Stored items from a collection
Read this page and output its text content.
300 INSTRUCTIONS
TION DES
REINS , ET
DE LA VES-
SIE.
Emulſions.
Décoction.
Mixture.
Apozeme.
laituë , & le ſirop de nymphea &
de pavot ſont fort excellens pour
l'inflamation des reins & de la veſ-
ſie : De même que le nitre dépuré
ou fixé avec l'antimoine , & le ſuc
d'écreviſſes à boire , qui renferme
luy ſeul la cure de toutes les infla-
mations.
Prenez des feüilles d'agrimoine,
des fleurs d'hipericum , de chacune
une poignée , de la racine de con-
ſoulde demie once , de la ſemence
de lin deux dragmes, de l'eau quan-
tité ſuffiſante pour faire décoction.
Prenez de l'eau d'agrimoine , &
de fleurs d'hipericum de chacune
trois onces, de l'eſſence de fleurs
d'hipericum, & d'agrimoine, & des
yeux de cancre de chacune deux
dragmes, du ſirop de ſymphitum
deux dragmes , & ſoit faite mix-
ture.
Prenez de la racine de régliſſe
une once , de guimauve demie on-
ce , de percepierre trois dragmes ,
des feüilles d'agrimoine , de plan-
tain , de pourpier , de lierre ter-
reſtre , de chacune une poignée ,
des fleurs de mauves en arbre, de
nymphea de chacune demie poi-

> _Exercise aim_
Extract, word for word, each line of the listing above.

> _Complete output_
Read this page and output its text content.
300 INSTRUCTIONS
TION DES
REINS , ET
DE LA VES-
SIE.
Emulſions.
Décoction.
Mixture.
Apozeme.
laituë , & le ſirop de nymphea &
de pavot ſont fort excellens pour
l'inflamation des reins & de la veſ-
ſie : De même que le nitre dépuré
ou fixé avec l'antimoine , & le ſuc
d'écreviſſes à boire , qui renferme
luy ſeul la cure de toutes les infla-
mations.
Prenez des feüilles d'agrimoine,
des fleurs d'hipericum , de chacune
une poignée , de la racine de con-
ſoulde demie once , de la ſemence
de lin deux dragmes, de l'eau quan-
tité ſuffiſante pour faire décoction.
Prenez de l'eau d'agrimoine , &
de fleurs d'hipericum de chacune
trois onces, de l'eſſence de fleurs
d'hipericum, & d'agrimoine, & des
yeux de cancre de chacune deux
dragmes, du ſirop de ſymphitum
deux dragmes , & ſoit faite mix-
ture.
Prenez de la racine de régliſſe
une once , de guimauve demie on-
ce , de percepierre trois dragmes ,
des feüilles d'agrimoine , de plan-
tain , de pourpier , de lierre ter-
reſtre , de chacune une poignée ,
des fleurs de mauves en arbre, de
nymphea de chacune demie poi-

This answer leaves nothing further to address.